Figure record listings
---

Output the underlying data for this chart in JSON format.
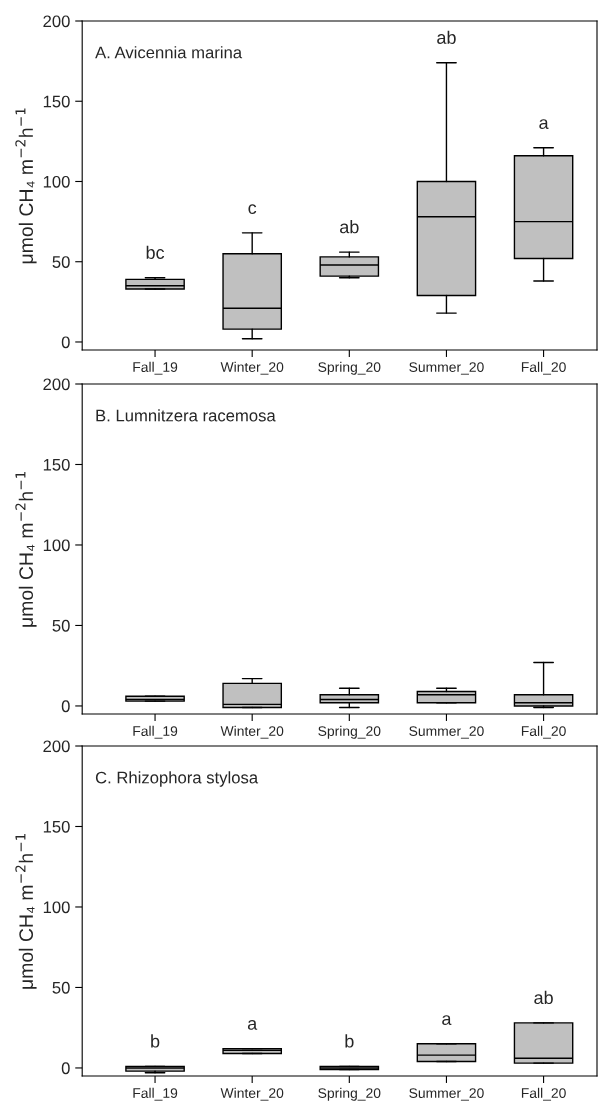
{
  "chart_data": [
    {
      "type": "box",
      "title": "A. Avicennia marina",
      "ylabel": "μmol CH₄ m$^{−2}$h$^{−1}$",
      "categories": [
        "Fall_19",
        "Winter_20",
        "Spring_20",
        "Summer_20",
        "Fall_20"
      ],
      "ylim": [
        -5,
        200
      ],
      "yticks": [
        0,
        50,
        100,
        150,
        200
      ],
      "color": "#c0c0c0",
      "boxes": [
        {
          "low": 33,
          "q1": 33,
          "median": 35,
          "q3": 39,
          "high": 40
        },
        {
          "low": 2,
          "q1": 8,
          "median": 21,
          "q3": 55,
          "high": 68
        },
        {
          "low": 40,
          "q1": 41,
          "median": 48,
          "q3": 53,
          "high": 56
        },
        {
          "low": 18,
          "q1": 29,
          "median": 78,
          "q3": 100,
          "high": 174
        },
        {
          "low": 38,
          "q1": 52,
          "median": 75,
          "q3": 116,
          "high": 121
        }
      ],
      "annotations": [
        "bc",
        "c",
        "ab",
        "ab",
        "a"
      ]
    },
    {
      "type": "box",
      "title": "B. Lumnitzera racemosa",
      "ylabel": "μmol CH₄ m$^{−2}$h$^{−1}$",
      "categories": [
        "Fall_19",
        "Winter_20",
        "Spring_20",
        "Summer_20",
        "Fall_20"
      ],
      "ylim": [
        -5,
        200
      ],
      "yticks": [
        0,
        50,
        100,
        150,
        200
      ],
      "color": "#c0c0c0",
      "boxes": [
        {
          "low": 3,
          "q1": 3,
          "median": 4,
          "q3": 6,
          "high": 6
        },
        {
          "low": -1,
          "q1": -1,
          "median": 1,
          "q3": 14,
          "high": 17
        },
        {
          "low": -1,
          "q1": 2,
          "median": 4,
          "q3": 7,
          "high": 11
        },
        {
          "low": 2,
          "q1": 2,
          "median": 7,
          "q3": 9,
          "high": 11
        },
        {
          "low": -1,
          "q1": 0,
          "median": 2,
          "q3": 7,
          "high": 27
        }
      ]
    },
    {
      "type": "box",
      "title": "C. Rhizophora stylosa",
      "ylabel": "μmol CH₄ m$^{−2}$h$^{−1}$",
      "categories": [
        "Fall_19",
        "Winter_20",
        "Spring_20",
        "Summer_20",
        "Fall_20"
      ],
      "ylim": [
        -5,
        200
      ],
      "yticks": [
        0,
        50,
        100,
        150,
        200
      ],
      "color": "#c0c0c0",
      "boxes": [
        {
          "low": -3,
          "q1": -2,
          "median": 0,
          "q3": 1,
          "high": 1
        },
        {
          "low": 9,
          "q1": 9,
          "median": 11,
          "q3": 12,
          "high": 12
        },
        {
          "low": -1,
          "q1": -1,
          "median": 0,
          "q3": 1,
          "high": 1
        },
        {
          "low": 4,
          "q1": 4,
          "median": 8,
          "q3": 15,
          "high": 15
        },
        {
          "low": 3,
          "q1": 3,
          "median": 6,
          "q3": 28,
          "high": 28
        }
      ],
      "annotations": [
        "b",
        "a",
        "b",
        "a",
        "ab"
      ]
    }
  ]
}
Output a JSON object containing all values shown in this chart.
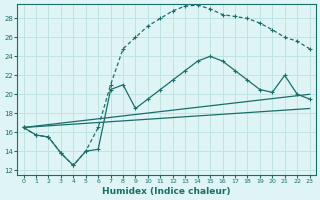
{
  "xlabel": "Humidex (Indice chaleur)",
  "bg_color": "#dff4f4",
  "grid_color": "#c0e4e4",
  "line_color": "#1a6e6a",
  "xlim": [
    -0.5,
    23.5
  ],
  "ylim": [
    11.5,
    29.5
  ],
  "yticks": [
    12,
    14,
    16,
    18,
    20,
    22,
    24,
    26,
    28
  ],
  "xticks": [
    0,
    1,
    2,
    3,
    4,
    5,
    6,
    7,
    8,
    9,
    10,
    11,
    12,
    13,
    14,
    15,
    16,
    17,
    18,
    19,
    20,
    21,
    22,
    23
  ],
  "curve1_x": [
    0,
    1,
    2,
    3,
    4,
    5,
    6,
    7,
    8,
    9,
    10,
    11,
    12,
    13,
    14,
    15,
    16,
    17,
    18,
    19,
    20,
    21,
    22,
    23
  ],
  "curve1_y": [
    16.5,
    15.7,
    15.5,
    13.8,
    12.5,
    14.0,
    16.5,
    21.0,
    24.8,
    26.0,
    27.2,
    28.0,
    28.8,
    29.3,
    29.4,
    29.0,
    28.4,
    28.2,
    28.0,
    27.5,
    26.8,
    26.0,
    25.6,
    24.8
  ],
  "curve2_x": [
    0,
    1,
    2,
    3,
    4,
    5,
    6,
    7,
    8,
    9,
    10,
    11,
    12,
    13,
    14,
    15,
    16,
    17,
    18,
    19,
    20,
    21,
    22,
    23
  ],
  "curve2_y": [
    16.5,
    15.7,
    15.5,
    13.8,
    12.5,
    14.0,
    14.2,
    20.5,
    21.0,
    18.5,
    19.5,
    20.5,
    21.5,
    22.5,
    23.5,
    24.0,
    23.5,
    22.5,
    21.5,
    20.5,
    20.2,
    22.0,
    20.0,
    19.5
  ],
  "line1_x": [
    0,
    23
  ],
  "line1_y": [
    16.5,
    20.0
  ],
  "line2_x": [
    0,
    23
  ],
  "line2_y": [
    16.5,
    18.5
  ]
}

---

[PROBLEM]: Leaving out the pictures, repeat the data above exactly.

[FINISHED TASK]:
Output the underlying data for this chart in JSON format.
{
  "chart_data": [
    {
      "type": "box",
      "title": "A. Avicennia marina",
      "ylabel": "μmol CH₄ m$^{−2}$h$^{−1}$",
      "categories": [
        "Fall_19",
        "Winter_20",
        "Spring_20",
        "Summer_20",
        "Fall_20"
      ],
      "ylim": [
        -5,
        200
      ],
      "yticks": [
        0,
        50,
        100,
        150,
        200
      ],
      "color": "#c0c0c0",
      "boxes": [
        {
          "low": 33,
          "q1": 33,
          "median": 35,
          "q3": 39,
          "high": 40
        },
        {
          "low": 2,
          "q1": 8,
          "median": 21,
          "q3": 55,
          "high": 68
        },
        {
          "low": 40,
          "q1": 41,
          "median": 48,
          "q3": 53,
          "high": 56
        },
        {
          "low": 18,
          "q1": 29,
          "median": 78,
          "q3": 100,
          "high": 174
        },
        {
          "low": 38,
          "q1": 52,
          "median": 75,
          "q3": 116,
          "high": 121
        }
      ],
      "annotations": [
        "bc",
        "c",
        "ab",
        "ab",
        "a"
      ]
    },
    {
      "type": "box",
      "title": "B. Lumnitzera racemosa",
      "ylabel": "μmol CH₄ m$^{−2}$h$^{−1}$",
      "categories": [
        "Fall_19",
        "Winter_20",
        "Spring_20",
        "Summer_20",
        "Fall_20"
      ],
      "ylim": [
        -5,
        200
      ],
      "yticks": [
        0,
        50,
        100,
        150,
        200
      ],
      "color": "#c0c0c0",
      "boxes": [
        {
          "low": 3,
          "q1": 3,
          "median": 4,
          "q3": 6,
          "high": 6
        },
        {
          "low": -1,
          "q1": -1,
          "median": 1,
          "q3": 14,
          "high": 17
        },
        {
          "low": -1,
          "q1": 2,
          "median": 4,
          "q3": 7,
          "high": 11
        },
        {
          "low": 2,
          "q1": 2,
          "median": 7,
          "q3": 9,
          "high": 11
        },
        {
          "low": -1,
          "q1": 0,
          "median": 2,
          "q3": 7,
          "high": 27
        }
      ]
    },
    {
      "type": "box",
      "title": "C. Rhizophora stylosa",
      "ylabel": "μmol CH₄ m$^{−2}$h$^{−1}$",
      "categories": [
        "Fall_19",
        "Winter_20",
        "Spring_20",
        "Summer_20",
        "Fall_20"
      ],
      "ylim": [
        -5,
        200
      ],
      "yticks": [
        0,
        50,
        100,
        150,
        200
      ],
      "color": "#c0c0c0",
      "boxes": [
        {
          "low": -3,
          "q1": -2,
          "median": 0,
          "q3": 1,
          "high": 1
        },
        {
          "low": 9,
          "q1": 9,
          "median": 11,
          "q3": 12,
          "high": 12
        },
        {
          "low": -1,
          "q1": -1,
          "median": 0,
          "q3": 1,
          "high": 1
        },
        {
          "low": 4,
          "q1": 4,
          "median": 8,
          "q3": 15,
          "high": 15
        },
        {
          "low": 3,
          "q1": 3,
          "median": 6,
          "q3": 28,
          "high": 28
        }
      ],
      "annotations": [
        "b",
        "a",
        "b",
        "a",
        "ab"
      ]
    }
  ]
}
Output a JSON object containing all values shown in this chart.
{
  "xlabel": "Humidex (Indice chaleur)",
  "bg_color": "#dff4f4",
  "grid_color": "#c0e4e4",
  "line_color": "#1a6e6a",
  "xlim": [
    -0.5,
    23.5
  ],
  "ylim": [
    11.5,
    29.5
  ],
  "yticks": [
    12,
    14,
    16,
    18,
    20,
    22,
    24,
    26,
    28
  ],
  "xticks": [
    0,
    1,
    2,
    3,
    4,
    5,
    6,
    7,
    8,
    9,
    10,
    11,
    12,
    13,
    14,
    15,
    16,
    17,
    18,
    19,
    20,
    21,
    22,
    23
  ],
  "curve1_x": [
    0,
    1,
    2,
    3,
    4,
    5,
    6,
    7,
    8,
    9,
    10,
    11,
    12,
    13,
    14,
    15,
    16,
    17,
    18,
    19,
    20,
    21,
    22,
    23
  ],
  "curve1_y": [
    16.5,
    15.7,
    15.5,
    13.8,
    12.5,
    14.0,
    16.5,
    21.0,
    24.8,
    26.0,
    27.2,
    28.0,
    28.8,
    29.3,
    29.4,
    29.0,
    28.4,
    28.2,
    28.0,
    27.5,
    26.8,
    26.0,
    25.6,
    24.8
  ],
  "curve2_x": [
    0,
    1,
    2,
    3,
    4,
    5,
    6,
    7,
    8,
    9,
    10,
    11,
    12,
    13,
    14,
    15,
    16,
    17,
    18,
    19,
    20,
    21,
    22,
    23
  ],
  "curve2_y": [
    16.5,
    15.7,
    15.5,
    13.8,
    12.5,
    14.0,
    14.2,
    20.5,
    21.0,
    18.5,
    19.5,
    20.5,
    21.5,
    22.5,
    23.5,
    24.0,
    23.5,
    22.5,
    21.5,
    20.5,
    20.2,
    22.0,
    20.0,
    19.5
  ],
  "line1_x": [
    0,
    23
  ],
  "line1_y": [
    16.5,
    20.0
  ],
  "line2_x": [
    0,
    23
  ],
  "line2_y": [
    16.5,
    18.5
  ]
}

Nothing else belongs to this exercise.